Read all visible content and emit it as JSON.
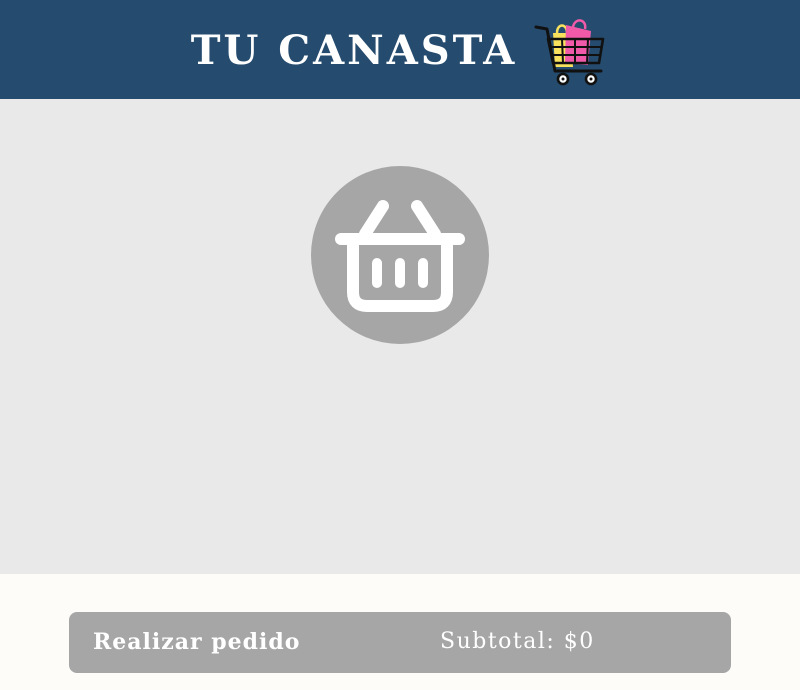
{
  "header": {
    "title": "TU CANASTA",
    "icon": "shopping-cart-with-bags-icon"
  },
  "main": {
    "empty_state_icon": "basket-icon"
  },
  "footer": {
    "order_button_label": "Realizar pedido",
    "subtotal_text": "Subtotal: $0"
  },
  "colors": {
    "header_bg": "#254b6e",
    "main_bg": "#e9e9e9",
    "footer_bg": "#fdfcf8",
    "disabled_gray": "#a6a6a6",
    "text_light": "#ffffff",
    "bag_yellow": "#f7e15d",
    "bag_pink": "#f05aa8"
  }
}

SHORT PROBLEM:
Would you mind returning each entry above word for word, skipping the images?

EXERCISE OUTPUT:
Read all visible content and emit it as JSON.
{
  "header": {
    "title": "TU CANASTA",
    "icon": "shopping-cart-with-bags-icon"
  },
  "main": {
    "empty_state_icon": "basket-icon"
  },
  "footer": {
    "order_button_label": "Realizar pedido",
    "subtotal_text": "Subtotal: $0"
  },
  "colors": {
    "header_bg": "#254b6e",
    "main_bg": "#e9e9e9",
    "footer_bg": "#fdfcf8",
    "disabled_gray": "#a6a6a6",
    "text_light": "#ffffff",
    "bag_yellow": "#f7e15d",
    "bag_pink": "#f05aa8"
  }
}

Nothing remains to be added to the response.